Repeat the lines that follow, leaving nothing out.
start
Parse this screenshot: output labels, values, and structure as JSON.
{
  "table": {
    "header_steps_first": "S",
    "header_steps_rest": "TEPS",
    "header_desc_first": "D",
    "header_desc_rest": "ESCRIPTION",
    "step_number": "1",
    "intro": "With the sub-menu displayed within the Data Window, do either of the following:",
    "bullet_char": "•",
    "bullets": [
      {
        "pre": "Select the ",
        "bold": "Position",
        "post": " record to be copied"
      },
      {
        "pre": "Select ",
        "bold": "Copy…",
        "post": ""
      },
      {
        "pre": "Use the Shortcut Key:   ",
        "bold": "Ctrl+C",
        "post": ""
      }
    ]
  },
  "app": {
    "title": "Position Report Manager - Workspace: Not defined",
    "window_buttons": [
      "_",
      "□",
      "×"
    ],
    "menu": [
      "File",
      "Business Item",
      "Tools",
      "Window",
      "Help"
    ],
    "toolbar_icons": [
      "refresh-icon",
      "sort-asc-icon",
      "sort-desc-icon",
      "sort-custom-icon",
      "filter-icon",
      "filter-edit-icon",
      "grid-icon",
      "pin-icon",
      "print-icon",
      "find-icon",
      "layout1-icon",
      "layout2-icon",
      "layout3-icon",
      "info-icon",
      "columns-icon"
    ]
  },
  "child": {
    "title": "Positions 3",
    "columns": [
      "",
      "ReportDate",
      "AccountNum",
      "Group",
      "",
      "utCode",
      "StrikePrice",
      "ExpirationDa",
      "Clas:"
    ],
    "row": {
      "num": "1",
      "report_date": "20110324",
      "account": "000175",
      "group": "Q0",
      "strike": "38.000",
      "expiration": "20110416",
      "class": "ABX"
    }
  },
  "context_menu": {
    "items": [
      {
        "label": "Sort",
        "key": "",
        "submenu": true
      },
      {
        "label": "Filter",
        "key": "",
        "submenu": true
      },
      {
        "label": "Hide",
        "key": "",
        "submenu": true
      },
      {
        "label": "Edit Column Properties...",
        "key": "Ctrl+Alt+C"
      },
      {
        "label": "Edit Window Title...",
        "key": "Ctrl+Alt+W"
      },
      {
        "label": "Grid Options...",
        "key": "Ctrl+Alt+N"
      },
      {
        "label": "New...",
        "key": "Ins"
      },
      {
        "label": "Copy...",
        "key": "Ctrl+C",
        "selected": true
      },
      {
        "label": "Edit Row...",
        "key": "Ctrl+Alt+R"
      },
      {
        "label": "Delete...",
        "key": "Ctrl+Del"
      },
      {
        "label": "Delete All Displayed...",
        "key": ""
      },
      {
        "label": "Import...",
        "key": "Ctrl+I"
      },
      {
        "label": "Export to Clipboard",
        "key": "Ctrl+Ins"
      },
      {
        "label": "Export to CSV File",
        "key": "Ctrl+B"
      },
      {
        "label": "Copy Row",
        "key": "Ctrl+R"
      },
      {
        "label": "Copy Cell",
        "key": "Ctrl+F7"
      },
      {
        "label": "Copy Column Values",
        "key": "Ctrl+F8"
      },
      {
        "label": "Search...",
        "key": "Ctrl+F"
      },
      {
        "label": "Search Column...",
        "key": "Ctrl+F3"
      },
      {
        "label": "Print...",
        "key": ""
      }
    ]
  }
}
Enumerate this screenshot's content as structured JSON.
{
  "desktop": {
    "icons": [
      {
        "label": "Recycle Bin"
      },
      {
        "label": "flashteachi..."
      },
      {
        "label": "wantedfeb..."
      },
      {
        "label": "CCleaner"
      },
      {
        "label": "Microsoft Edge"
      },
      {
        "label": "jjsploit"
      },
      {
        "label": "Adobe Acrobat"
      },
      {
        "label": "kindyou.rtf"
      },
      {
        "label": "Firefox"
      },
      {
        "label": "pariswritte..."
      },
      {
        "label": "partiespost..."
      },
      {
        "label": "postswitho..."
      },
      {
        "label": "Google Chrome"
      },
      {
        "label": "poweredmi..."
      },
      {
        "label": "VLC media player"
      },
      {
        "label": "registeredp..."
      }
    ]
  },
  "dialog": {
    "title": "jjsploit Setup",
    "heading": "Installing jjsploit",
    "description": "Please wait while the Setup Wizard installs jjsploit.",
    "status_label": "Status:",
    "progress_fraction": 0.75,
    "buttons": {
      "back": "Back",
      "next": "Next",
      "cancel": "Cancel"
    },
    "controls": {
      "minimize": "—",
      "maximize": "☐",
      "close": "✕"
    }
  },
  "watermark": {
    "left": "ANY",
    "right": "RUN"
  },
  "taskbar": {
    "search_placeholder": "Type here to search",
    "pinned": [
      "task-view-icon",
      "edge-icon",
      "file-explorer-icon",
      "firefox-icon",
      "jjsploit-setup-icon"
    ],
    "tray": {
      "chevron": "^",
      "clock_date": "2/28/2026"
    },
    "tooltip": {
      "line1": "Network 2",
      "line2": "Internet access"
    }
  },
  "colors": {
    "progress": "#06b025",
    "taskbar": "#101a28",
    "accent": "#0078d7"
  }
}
end
> _COMPLETE OUTPUT_
Parse this screenshot: output labels, values, and structure as JSON.
{
  "table": {
    "header_steps_first": "S",
    "header_steps_rest": "TEPS",
    "header_desc_first": "D",
    "header_desc_rest": "ESCRIPTION",
    "step_number": "1",
    "intro": "With the sub-menu displayed within the Data Window, do either of the following:",
    "bullet_char": "•",
    "bullets": [
      {
        "pre": "Select the ",
        "bold": "Position",
        "post": " record to be copied"
      },
      {
        "pre": "Select ",
        "bold": "Copy…",
        "post": ""
      },
      {
        "pre": "Use the Shortcut Key:   ",
        "bold": "Ctrl+C",
        "post": ""
      }
    ]
  },
  "app": {
    "title": "Position Report Manager - Workspace: Not defined",
    "window_buttons": [
      "_",
      "□",
      "×"
    ],
    "menu": [
      "File",
      "Business Item",
      "Tools",
      "Window",
      "Help"
    ],
    "toolbar_icons": [
      "refresh-icon",
      "sort-asc-icon",
      "sort-desc-icon",
      "sort-custom-icon",
      "filter-icon",
      "filter-edit-icon",
      "grid-icon",
      "pin-icon",
      "print-icon",
      "find-icon",
      "layout1-icon",
      "layout2-icon",
      "layout3-icon",
      "info-icon",
      "columns-icon"
    ]
  },
  "child": {
    "title": "Positions 3",
    "columns": [
      "",
      "ReportDate",
      "AccountNum",
      "Group",
      "",
      "utCode",
      "StrikePrice",
      "ExpirationDa",
      "Clas:"
    ],
    "row": {
      "num": "1",
      "report_date": "20110324",
      "account": "000175",
      "group": "Q0",
      "strike": "38.000",
      "expiration": "20110416",
      "class": "ABX"
    }
  },
  "context_menu": {
    "items": [
      {
        "label": "Sort",
        "key": "",
        "submenu": true
      },
      {
        "label": "Filter",
        "key": "",
        "submenu": true
      },
      {
        "label": "Hide",
        "key": "",
        "submenu": true
      },
      {
        "label": "Edit Column Properties...",
        "key": "Ctrl+Alt+C"
      },
      {
        "label": "Edit Window Title...",
        "key": "Ctrl+Alt+W"
      },
      {
        "label": "Grid Options...",
        "key": "Ctrl+Alt+N"
      },
      {
        "label": "New...",
        "key": "Ins"
      },
      {
        "label": "Copy...",
        "key": "Ctrl+C",
        "selected": true
      },
      {
        "label": "Edit Row...",
        "key": "Ctrl+Alt+R"
      },
      {
        "label": "Delete...",
        "key": "Ctrl+Del"
      },
      {
        "label": "Delete All Displayed...",
        "key": ""
      },
      {
        "label": "Import...",
        "key": "Ctrl+I"
      },
      {
        "label": "Export to Clipboard",
        "key": "Ctrl+Ins"
      },
      {
        "label": "Export to CSV File",
        "key": "Ctrl+B"
      },
      {
        "label": "Copy Row",
        "key": "Ctrl+R"
      },
      {
        "label": "Copy Cell",
        "key": "Ctrl+F7"
      },
      {
        "label": "Copy Column Values",
        "key": "Ctrl+F8"
      },
      {
        "label": "Search...",
        "key": "Ctrl+F"
      },
      {
        "label": "Search Column...",
        "key": "Ctrl+F3"
      },
      {
        "label": "Print...",
        "key": ""
      }
    ]
  }
}
Enumerate this screenshot's content as structured JSON.
{
  "desktop": {
    "icons": [
      {
        "label": "Recycle Bin"
      },
      {
        "label": "flashteachi..."
      },
      {
        "label": "wantedfeb..."
      },
      {
        "label": "CCleaner"
      },
      {
        "label": "Microsoft Edge"
      },
      {
        "label": "jjsploit"
      },
      {
        "label": "Adobe Acrobat"
      },
      {
        "label": "kindyou.rtf"
      },
      {
        "label": "Firefox"
      },
      {
        "label": "pariswritte..."
      },
      {
        "label": "partiespost..."
      },
      {
        "label": "postswitho..."
      },
      {
        "label": "Google Chrome"
      },
      {
        "label": "poweredmi..."
      },
      {
        "label": "VLC media player"
      },
      {
        "label": "registeredp..."
      }
    ]
  },
  "dialog": {
    "title": "jjsploit Setup",
    "heading": "Installing jjsploit",
    "description": "Please wait while the Setup Wizard installs jjsploit.",
    "status_label": "Status:",
    "progress_fraction": 0.75,
    "buttons": {
      "back": "Back",
      "next": "Next",
      "cancel": "Cancel"
    },
    "controls": {
      "minimize": "—",
      "maximize": "☐",
      "close": "✕"
    }
  },
  "watermark": {
    "left": "ANY",
    "right": "RUN"
  },
  "taskbar": {
    "search_placeholder": "Type here to search",
    "pinned": [
      "task-view-icon",
      "edge-icon",
      "file-explorer-icon",
      "firefox-icon",
      "jjsploit-setup-icon"
    ],
    "tray": {
      "chevron": "^",
      "clock_date": "2/28/2026"
    },
    "tooltip": {
      "line1": "Network 2",
      "line2": "Internet access"
    }
  },
  "colors": {
    "progress": "#06b025",
    "taskbar": "#101a28",
    "accent": "#0078d7"
  }
}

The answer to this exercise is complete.